- _What you should do_
Select the lines below containing the word "Оперативная".

"""

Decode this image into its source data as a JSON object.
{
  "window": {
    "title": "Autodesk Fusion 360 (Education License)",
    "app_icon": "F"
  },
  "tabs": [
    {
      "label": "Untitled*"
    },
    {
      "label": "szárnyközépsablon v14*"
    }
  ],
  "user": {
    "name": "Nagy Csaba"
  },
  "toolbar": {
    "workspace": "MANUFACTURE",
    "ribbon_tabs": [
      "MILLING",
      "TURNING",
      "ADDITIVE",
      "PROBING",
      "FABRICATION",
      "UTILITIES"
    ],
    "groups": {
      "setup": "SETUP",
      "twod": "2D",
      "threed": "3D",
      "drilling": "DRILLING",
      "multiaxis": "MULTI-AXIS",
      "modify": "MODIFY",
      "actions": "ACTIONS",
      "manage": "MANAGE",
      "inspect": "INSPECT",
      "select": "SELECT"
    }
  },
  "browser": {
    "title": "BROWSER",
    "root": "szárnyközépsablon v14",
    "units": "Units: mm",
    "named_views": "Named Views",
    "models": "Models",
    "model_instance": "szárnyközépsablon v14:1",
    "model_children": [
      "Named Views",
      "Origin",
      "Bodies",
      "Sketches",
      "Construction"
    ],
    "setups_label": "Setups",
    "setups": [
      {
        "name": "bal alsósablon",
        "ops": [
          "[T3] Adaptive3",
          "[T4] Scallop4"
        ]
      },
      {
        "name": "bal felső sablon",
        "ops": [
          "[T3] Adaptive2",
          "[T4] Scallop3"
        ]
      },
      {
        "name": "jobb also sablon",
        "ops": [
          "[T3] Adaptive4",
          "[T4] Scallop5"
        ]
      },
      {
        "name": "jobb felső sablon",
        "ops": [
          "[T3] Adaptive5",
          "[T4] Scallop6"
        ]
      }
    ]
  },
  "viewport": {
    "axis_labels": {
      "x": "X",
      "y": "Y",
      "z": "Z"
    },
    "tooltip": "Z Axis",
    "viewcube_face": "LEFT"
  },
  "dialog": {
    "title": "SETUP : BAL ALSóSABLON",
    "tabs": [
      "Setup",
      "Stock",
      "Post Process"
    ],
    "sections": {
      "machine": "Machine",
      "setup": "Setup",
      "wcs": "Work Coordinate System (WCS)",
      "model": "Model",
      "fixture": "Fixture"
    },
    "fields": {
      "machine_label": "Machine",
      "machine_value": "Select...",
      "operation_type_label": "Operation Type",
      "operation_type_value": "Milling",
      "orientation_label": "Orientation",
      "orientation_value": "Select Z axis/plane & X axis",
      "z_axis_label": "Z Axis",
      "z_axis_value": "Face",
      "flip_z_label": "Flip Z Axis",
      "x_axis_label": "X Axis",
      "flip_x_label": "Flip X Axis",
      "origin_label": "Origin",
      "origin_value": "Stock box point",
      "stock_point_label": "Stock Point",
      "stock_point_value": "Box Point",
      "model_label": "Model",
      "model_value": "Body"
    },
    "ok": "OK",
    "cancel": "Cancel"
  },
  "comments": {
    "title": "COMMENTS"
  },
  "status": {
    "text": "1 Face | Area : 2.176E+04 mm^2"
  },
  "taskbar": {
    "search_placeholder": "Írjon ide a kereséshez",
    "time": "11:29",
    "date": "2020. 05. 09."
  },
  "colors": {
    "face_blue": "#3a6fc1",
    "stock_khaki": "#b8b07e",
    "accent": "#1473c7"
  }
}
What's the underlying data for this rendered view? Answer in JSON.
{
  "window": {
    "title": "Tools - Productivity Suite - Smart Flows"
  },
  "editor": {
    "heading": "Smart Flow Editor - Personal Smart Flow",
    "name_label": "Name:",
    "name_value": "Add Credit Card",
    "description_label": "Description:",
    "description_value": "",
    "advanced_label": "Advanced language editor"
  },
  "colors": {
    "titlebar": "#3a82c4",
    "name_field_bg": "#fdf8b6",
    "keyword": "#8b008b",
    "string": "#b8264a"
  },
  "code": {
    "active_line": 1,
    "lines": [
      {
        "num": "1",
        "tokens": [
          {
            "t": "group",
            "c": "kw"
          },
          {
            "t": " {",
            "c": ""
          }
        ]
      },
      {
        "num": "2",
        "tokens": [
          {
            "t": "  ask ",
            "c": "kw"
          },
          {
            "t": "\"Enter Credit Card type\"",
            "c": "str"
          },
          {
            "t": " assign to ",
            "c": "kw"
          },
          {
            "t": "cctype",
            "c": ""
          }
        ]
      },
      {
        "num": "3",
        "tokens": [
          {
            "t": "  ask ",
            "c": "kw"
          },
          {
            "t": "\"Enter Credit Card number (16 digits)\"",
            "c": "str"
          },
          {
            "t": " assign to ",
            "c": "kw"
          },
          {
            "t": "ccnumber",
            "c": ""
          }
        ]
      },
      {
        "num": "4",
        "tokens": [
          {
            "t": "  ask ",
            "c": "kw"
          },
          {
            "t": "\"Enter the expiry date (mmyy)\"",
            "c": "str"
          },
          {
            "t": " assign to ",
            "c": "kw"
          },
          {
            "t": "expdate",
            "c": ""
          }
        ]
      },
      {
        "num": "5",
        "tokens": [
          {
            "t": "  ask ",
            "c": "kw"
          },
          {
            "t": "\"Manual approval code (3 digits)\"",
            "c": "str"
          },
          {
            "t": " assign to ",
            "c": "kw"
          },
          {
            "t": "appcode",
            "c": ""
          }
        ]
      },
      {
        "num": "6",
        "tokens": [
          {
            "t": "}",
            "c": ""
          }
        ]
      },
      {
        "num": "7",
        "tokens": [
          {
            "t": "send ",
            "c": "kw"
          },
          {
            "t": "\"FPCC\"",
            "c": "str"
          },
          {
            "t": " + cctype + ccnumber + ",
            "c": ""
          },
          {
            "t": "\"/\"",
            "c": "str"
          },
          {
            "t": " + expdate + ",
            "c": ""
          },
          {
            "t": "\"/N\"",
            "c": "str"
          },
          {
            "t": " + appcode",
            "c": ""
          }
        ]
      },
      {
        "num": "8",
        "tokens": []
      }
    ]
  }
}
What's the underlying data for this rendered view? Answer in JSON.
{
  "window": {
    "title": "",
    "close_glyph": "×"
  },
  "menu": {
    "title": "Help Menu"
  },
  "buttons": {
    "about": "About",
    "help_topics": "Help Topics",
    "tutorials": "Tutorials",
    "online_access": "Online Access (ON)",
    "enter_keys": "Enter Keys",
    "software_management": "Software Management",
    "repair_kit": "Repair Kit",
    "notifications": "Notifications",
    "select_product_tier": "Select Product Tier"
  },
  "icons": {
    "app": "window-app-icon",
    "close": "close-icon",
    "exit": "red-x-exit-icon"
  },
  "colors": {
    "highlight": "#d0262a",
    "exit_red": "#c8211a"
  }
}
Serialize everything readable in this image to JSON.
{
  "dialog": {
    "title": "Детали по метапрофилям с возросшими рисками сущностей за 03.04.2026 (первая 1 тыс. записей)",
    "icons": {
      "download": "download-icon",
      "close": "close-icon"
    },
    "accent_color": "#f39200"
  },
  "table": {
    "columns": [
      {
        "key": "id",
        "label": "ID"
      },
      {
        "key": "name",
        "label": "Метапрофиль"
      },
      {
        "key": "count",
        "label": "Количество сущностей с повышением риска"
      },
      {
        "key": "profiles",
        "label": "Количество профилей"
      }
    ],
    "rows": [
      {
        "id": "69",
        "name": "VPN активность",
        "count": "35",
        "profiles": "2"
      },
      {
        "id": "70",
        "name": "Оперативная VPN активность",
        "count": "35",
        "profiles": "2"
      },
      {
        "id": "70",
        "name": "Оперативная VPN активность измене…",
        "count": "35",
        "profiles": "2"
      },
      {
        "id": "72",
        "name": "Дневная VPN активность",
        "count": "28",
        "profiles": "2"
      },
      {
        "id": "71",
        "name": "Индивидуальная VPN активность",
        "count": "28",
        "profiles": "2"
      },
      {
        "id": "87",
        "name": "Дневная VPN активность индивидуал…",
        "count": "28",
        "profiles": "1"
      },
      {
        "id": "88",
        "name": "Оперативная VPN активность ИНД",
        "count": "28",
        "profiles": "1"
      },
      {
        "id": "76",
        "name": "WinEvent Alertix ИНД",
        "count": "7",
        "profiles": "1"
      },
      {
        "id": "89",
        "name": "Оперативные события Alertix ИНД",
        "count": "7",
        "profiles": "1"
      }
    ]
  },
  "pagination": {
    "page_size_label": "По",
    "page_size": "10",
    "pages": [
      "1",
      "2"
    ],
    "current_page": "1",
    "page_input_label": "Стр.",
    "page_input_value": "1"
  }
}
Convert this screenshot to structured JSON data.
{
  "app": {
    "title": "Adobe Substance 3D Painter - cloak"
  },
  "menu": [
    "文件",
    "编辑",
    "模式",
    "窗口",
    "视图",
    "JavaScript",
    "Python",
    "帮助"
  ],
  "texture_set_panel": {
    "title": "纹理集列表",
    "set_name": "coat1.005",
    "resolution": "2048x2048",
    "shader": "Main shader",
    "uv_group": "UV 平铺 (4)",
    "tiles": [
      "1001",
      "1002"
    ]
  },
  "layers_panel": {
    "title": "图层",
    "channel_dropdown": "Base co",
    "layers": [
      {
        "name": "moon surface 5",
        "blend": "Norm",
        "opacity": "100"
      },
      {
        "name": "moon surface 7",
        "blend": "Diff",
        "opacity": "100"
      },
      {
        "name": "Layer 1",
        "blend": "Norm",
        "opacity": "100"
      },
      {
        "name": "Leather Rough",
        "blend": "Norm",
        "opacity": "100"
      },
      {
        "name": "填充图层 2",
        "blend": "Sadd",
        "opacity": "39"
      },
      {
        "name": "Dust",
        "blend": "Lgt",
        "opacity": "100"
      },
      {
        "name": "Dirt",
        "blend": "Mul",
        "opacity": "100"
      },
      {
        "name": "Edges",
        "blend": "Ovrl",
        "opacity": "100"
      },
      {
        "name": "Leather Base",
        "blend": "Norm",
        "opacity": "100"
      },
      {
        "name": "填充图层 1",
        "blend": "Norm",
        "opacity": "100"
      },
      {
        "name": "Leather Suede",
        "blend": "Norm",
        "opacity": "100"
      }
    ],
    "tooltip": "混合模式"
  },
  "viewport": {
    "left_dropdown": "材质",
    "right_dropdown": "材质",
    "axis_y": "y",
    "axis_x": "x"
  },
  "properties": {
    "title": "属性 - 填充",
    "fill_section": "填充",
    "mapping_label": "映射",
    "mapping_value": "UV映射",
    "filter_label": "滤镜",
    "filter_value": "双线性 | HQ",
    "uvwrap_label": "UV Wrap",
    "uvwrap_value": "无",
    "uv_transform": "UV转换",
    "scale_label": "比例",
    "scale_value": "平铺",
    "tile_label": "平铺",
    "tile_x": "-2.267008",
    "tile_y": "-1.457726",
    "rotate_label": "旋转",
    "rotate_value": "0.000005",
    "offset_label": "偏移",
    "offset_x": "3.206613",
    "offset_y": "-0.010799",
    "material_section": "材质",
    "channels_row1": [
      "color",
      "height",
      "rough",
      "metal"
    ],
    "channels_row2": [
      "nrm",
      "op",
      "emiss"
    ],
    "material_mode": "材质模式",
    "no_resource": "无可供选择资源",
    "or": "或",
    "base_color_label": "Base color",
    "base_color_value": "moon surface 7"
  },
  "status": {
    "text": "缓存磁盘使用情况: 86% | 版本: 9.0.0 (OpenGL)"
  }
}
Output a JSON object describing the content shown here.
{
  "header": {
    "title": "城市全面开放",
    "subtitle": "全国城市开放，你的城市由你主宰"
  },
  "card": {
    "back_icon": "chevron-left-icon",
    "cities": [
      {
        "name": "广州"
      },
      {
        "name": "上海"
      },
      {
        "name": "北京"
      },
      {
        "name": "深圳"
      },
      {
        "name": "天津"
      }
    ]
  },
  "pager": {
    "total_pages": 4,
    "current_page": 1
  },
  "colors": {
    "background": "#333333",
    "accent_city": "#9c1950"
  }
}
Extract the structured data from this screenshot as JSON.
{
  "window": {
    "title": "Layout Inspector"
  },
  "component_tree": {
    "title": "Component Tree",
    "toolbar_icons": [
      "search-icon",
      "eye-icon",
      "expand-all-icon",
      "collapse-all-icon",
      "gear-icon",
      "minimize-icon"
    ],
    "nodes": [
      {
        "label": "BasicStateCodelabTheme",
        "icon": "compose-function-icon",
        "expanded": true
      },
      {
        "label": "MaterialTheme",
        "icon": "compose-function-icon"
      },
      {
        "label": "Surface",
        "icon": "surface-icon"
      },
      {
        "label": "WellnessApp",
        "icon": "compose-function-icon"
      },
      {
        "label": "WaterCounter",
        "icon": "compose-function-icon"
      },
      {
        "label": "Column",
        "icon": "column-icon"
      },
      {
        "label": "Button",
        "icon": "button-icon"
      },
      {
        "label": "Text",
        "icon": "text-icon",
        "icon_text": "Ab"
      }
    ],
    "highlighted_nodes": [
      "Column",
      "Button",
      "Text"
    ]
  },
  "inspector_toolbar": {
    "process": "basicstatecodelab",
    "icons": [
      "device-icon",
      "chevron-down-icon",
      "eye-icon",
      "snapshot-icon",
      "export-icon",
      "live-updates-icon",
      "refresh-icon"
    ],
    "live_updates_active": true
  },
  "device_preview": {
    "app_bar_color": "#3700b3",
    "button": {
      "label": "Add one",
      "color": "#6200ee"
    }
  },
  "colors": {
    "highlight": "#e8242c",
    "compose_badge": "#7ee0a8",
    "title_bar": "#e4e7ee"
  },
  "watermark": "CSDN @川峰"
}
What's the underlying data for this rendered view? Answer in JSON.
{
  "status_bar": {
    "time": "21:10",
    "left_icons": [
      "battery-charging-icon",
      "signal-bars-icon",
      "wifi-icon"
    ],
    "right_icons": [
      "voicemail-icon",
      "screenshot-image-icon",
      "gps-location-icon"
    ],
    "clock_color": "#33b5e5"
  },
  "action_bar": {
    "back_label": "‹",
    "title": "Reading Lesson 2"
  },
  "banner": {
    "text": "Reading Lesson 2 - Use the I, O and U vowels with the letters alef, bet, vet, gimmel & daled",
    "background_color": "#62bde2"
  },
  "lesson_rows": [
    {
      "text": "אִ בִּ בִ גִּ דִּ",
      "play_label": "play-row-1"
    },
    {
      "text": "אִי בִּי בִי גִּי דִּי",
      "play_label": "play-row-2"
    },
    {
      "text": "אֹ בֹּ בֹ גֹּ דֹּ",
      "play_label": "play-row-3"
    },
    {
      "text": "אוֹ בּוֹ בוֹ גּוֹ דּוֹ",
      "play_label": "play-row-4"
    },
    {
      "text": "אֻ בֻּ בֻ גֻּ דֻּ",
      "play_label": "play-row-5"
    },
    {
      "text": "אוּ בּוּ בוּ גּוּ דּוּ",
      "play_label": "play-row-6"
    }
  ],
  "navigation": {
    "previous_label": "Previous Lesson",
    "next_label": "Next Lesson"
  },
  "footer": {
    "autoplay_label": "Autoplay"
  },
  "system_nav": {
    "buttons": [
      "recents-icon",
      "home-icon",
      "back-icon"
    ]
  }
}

"""

- _Response to this exercise_
        "name": "Оперативная VPN активность",
        "name": "Оперативная VPN активность измене…",
        "name": "Оперативная VPN активность ИНД",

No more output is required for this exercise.